What to produce.
Scan the material below for the string "title", and copy every line where it shows up.

::::

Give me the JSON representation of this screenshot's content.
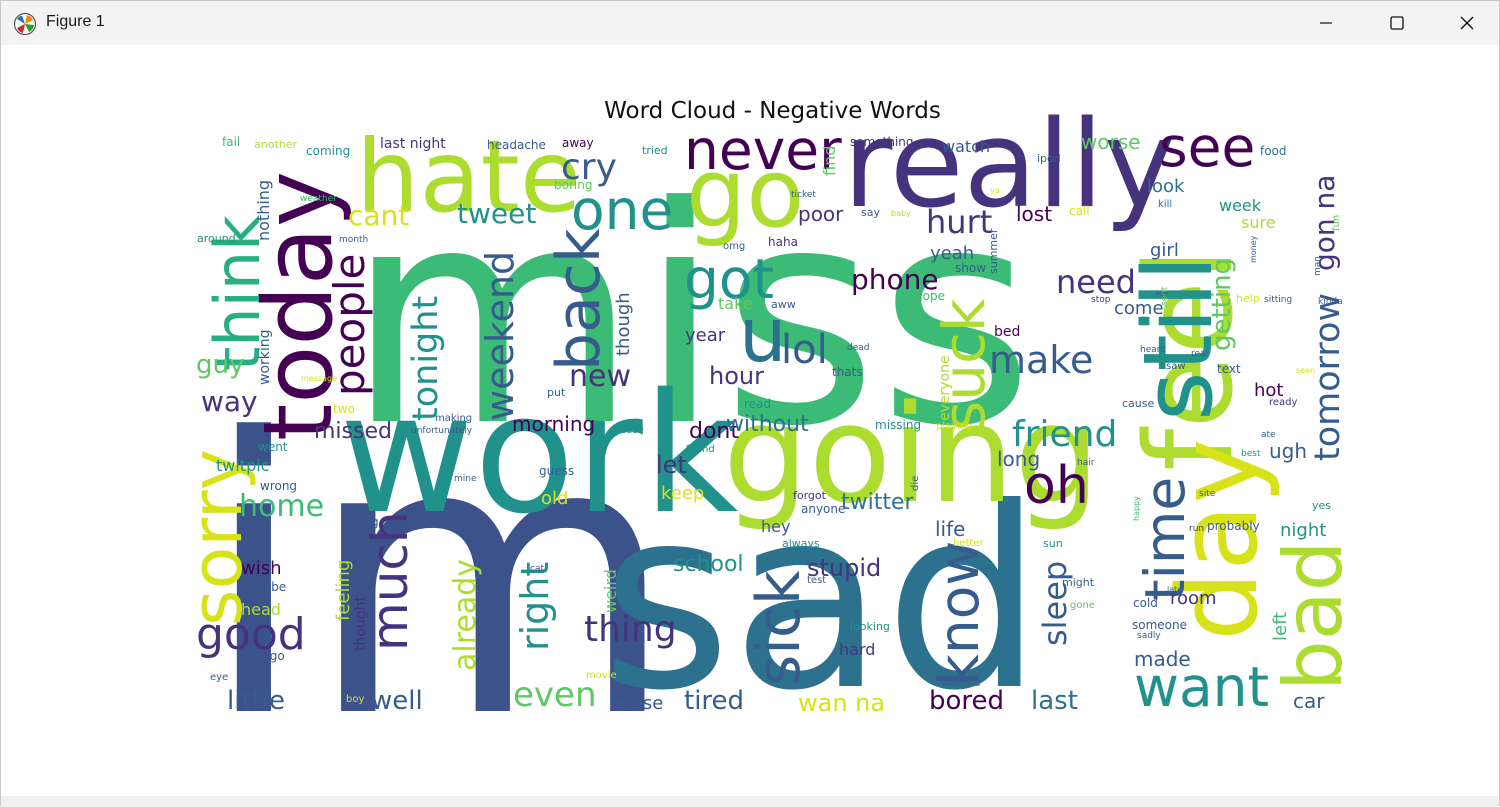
{
  "window": {
    "title": "Figure 1"
  },
  "figure": {
    "title": "Word Cloud - Negative Words"
  },
  "palette": {
    "purple": "#440154",
    "indigo": "#46337e",
    "blue": "#3b528b",
    "slate": "#365c8d",
    "teal": "#2c728e",
    "sea": "#21918c",
    "green": "#28ae80",
    "mint": "#3bbb75",
    "lime": "#5ec962",
    "yellowgreen": "#addc30",
    "yellow": "#d8e219",
    "gold": "#fde725"
  },
  "words": [
    {
      "t": "im",
      "c": "blue"
    },
    {
      "t": "miss",
      "c": "mint"
    },
    {
      "t": "sad",
      "c": "teal"
    },
    {
      "t": "work",
      "c": "sea"
    },
    {
      "t": "going",
      "c": "yellowgreen"
    },
    {
      "t": "really",
      "c": "indigo"
    },
    {
      "t": "feel",
      "c": "yellowgreen"
    },
    {
      "t": "day",
      "c": "yellow"
    },
    {
      "t": "today",
      "c": "purple"
    },
    {
      "t": "hate",
      "c": "yellowgreen"
    },
    {
      "t": "go",
      "c": "yellowgreen"
    },
    {
      "t": "still",
      "c": "sea"
    },
    {
      "t": "bad",
      "c": "yellowgreen"
    },
    {
      "t": "think",
      "c": "green"
    },
    {
      "t": "back",
      "c": "slate"
    },
    {
      "t": "suck",
      "c": "yellowgreen"
    },
    {
      "t": "u",
      "c": "teal"
    },
    {
      "t": "one",
      "c": "sea"
    },
    {
      "t": "never",
      "c": "purple"
    },
    {
      "t": "see",
      "c": "purple"
    },
    {
      "t": "sorry",
      "c": "yellow"
    },
    {
      "t": "oh",
      "c": "purple"
    },
    {
      "t": "got",
      "c": "sea"
    },
    {
      "t": "want",
      "c": "sea"
    },
    {
      "t": "sick",
      "c": "slate"
    },
    {
      "t": "know",
      "c": "slate"
    },
    {
      "t": "much",
      "c": "indigo"
    },
    {
      "t": "time",
      "c": "slate"
    },
    {
      "t": "people",
      "c": "purple"
    },
    {
      "t": "good",
      "c": "indigo"
    },
    {
      "t": "lol",
      "c": "slate"
    },
    {
      "t": "make",
      "c": "slate"
    },
    {
      "t": "friend",
      "c": "sea"
    },
    {
      "t": "tomorrow",
      "c": "slate"
    },
    {
      "t": "weekend",
      "c": "slate"
    },
    {
      "t": "tonight",
      "c": "sea"
    },
    {
      "t": "right",
      "c": "sea"
    },
    {
      "t": "thing",
      "c": "indigo"
    },
    {
      "t": "cry",
      "c": "slate"
    },
    {
      "t": "hurt",
      "c": "indigo"
    },
    {
      "t": "new",
      "c": "indigo"
    },
    {
      "t": "need",
      "c": "indigo"
    },
    {
      "t": "even",
      "c": "lime"
    },
    {
      "t": "sleep",
      "c": "slate"
    },
    {
      "t": "already",
      "c": "yellowgreen"
    },
    {
      "t": "cant",
      "c": "yellow"
    },
    {
      "t": "tweet",
      "c": "sea"
    },
    {
      "t": "gon na",
      "c": "indigo"
    },
    {
      "t": "phone",
      "c": "purple"
    },
    {
      "t": "home",
      "c": "mint"
    },
    {
      "t": "way",
      "c": "indigo"
    },
    {
      "t": "guy",
      "c": "lime"
    },
    {
      "t": "hour",
      "c": "indigo"
    },
    {
      "t": "let",
      "c": "indigo"
    },
    {
      "t": "getting",
      "c": "lime"
    },
    {
      "t": "stupid",
      "c": "indigo"
    },
    {
      "t": "little",
      "c": "slate"
    },
    {
      "t": "well",
      "c": "slate"
    },
    {
      "t": "tired",
      "c": "slate"
    },
    {
      "t": "bored",
      "c": "purple"
    },
    {
      "t": "last",
      "c": "teal"
    },
    {
      "t": "wan na",
      "c": "yellow"
    },
    {
      "t": "twitter",
      "c": "teal"
    },
    {
      "t": "missed",
      "c": "indigo"
    },
    {
      "t": "dont",
      "c": "purple"
    },
    {
      "t": "without",
      "c": "teal"
    },
    {
      "t": "morning",
      "c": "purple"
    },
    {
      "t": "keep",
      "c": "yellow"
    },
    {
      "t": "school",
      "c": "sea"
    },
    {
      "t": "worse",
      "c": "lime"
    },
    {
      "t": "watch",
      "c": "slate"
    },
    {
      "t": "look",
      "c": "teal"
    },
    {
      "t": "week",
      "c": "sea"
    },
    {
      "t": "lost",
      "c": "purple"
    },
    {
      "t": "poor",
      "c": "indigo"
    },
    {
      "t": "yeah",
      "c": "slate"
    },
    {
      "t": "ugh",
      "c": "slate"
    },
    {
      "t": "hot",
      "c": "purple"
    },
    {
      "t": "long",
      "c": "slate"
    },
    {
      "t": "life",
      "c": "slate"
    },
    {
      "t": "old",
      "c": "yellow"
    },
    {
      "t": "left",
      "c": "mint"
    },
    {
      "t": "made",
      "c": "slate"
    },
    {
      "t": "room",
      "c": "indigo"
    },
    {
      "t": "car",
      "c": "slate"
    },
    {
      "t": "night",
      "c": "sea"
    },
    {
      "t": "girl",
      "c": "slate"
    },
    {
      "t": "come",
      "c": "slate"
    },
    {
      "t": "year",
      "c": "indigo"
    },
    {
      "t": "take",
      "c": "lime"
    },
    {
      "t": "though",
      "c": "slate"
    },
    {
      "t": "find",
      "c": "lime"
    },
    {
      "t": "sure",
      "c": "yellowgreen"
    },
    {
      "t": "wish",
      "c": "purple"
    },
    {
      "t": "feeling",
      "c": "yellowgreen"
    },
    {
      "t": "nothing",
      "c": "slate"
    },
    {
      "t": "twitpic",
      "c": "sea"
    },
    {
      "t": "head",
      "c": "yellowgreen"
    },
    {
      "t": "hard",
      "c": "indigo"
    },
    {
      "t": "house",
      "c": "slate"
    },
    {
      "t": "weird",
      "c": "lime"
    },
    {
      "t": "hey",
      "c": "slate"
    },
    {
      "t": "bed",
      "c": "purple"
    },
    {
      "t": "everyone",
      "c": "yellowgreen"
    },
    {
      "t": "thought",
      "c": "indigo"
    },
    {
      "t": "working",
      "c": "slate"
    },
    {
      "t": "last night",
      "c": "indigo"
    },
    {
      "t": "headache",
      "c": "slate"
    },
    {
      "t": "fail",
      "c": "mint"
    },
    {
      "t": "another",
      "c": "yellowgreen"
    },
    {
      "t": "coming",
      "c": "sea"
    },
    {
      "t": "away",
      "c": "purple"
    },
    {
      "t": "tried",
      "c": "sea"
    },
    {
      "t": "something",
      "c": "indigo"
    },
    {
      "t": "ipod",
      "c": "slate"
    },
    {
      "t": "food",
      "c": "teal"
    },
    {
      "t": "boring",
      "c": "lime"
    },
    {
      "t": "ticket",
      "c": "slate"
    },
    {
      "t": "say",
      "c": "slate"
    },
    {
      "t": "baby",
      "c": "yellowgreen"
    },
    {
      "t": "ya",
      "c": "yellow"
    },
    {
      "t": "call",
      "c": "yellow"
    },
    {
      "t": "kill",
      "c": "teal"
    },
    {
      "t": "fun",
      "c": "lime"
    },
    {
      "t": "weather",
      "c": "mint"
    },
    {
      "t": "around",
      "c": "sea"
    },
    {
      "t": "month",
      "c": "slate"
    },
    {
      "t": "omg",
      "c": "slate"
    },
    {
      "t": "haha",
      "c": "indigo"
    },
    {
      "t": "show",
      "c": "slate"
    },
    {
      "t": "summer",
      "c": "slate"
    },
    {
      "t": "money",
      "c": "slate"
    },
    {
      "t": "man",
      "c": "slate"
    },
    {
      "t": "kinda",
      "c": "slate"
    },
    {
      "t": "hope",
      "c": "mint"
    },
    {
      "t": "aww",
      "c": "slate"
    },
    {
      "t": "stop",
      "c": "indigo"
    },
    {
      "t": "sent",
      "c": "lime"
    },
    {
      "t": "help",
      "c": "yellow"
    },
    {
      "t": "sitting",
      "c": "slate"
    },
    {
      "t": "dead",
      "c": "slate"
    },
    {
      "t": "thats",
      "c": "slate"
    },
    {
      "t": "heard",
      "c": "slate"
    },
    {
      "t": "real",
      "c": "slate"
    },
    {
      "t": "saw",
      "c": "slate"
    },
    {
      "t": "text",
      "c": "slate"
    },
    {
      "t": "seen",
      "c": "yellow"
    },
    {
      "t": "ready",
      "c": "indigo"
    },
    {
      "t": "cause",
      "c": "slate"
    },
    {
      "t": "read",
      "c": "sea"
    },
    {
      "t": "put",
      "c": "slate"
    },
    {
      "t": "two",
      "c": "yellow"
    },
    {
      "t": "message",
      "c": "yellow"
    },
    {
      "t": "making",
      "c": "slate"
    },
    {
      "t": "unfortunately",
      "c": "slate"
    },
    {
      "t": "please",
      "c": "sea"
    },
    {
      "t": "missing",
      "c": "sea"
    },
    {
      "t": "playing",
      "c": "yellow"
    },
    {
      "t": "ate",
      "c": "slate"
    },
    {
      "t": "went",
      "c": "sea"
    },
    {
      "t": "found",
      "c": "sea"
    },
    {
      "t": "best",
      "c": "sea"
    },
    {
      "t": "hair",
      "c": "slate"
    },
    {
      "t": "wrong",
      "c": "slate"
    },
    {
      "t": "mine",
      "c": "slate"
    },
    {
      "t": "guess",
      "c": "slate"
    },
    {
      "t": "die",
      "c": "slate"
    },
    {
      "t": "forgot",
      "c": "indigo"
    },
    {
      "t": "anyone",
      "c": "slate"
    },
    {
      "t": "site",
      "c": "slate"
    },
    {
      "t": "yes",
      "c": "sea"
    },
    {
      "t": "big",
      "c": "slate"
    },
    {
      "t": "jealous",
      "c": "slate"
    },
    {
      "t": "happy",
      "c": "mint"
    },
    {
      "t": "run",
      "c": "indigo"
    },
    {
      "t": "probably",
      "c": "slate"
    },
    {
      "t": "always",
      "c": "sea"
    },
    {
      "t": "better",
      "c": "yellow"
    },
    {
      "t": "sun",
      "c": "sea"
    },
    {
      "t": "maybe",
      "c": "slate"
    },
    {
      "t": "cat",
      "c": "slate"
    },
    {
      "t": "test",
      "c": "slate"
    },
    {
      "t": "might",
      "c": "slate"
    },
    {
      "t": "late",
      "c": "slate"
    },
    {
      "t": "cold",
      "c": "slate"
    },
    {
      "t": "gone",
      "c": "lime"
    },
    {
      "t": "looking",
      "c": "sea"
    },
    {
      "t": "someone",
      "c": "slate"
    },
    {
      "t": "sadly",
      "c": "slate"
    },
    {
      "t": "lame",
      "c": "yellow"
    },
    {
      "t": "na go",
      "c": "slate"
    },
    {
      "t": "eye",
      "c": "slate"
    },
    {
      "t": "movie",
      "c": "yellow"
    },
    {
      "t": "watched",
      "c": "slate"
    },
    {
      "t": "boy",
      "c": "yellow"
    },
    {
      "t": "wow",
      "c": "slate"
    }
  ]
}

::::

Response.
    "title": "Figure 1"
    "title": "Word Cloud - Negative Words"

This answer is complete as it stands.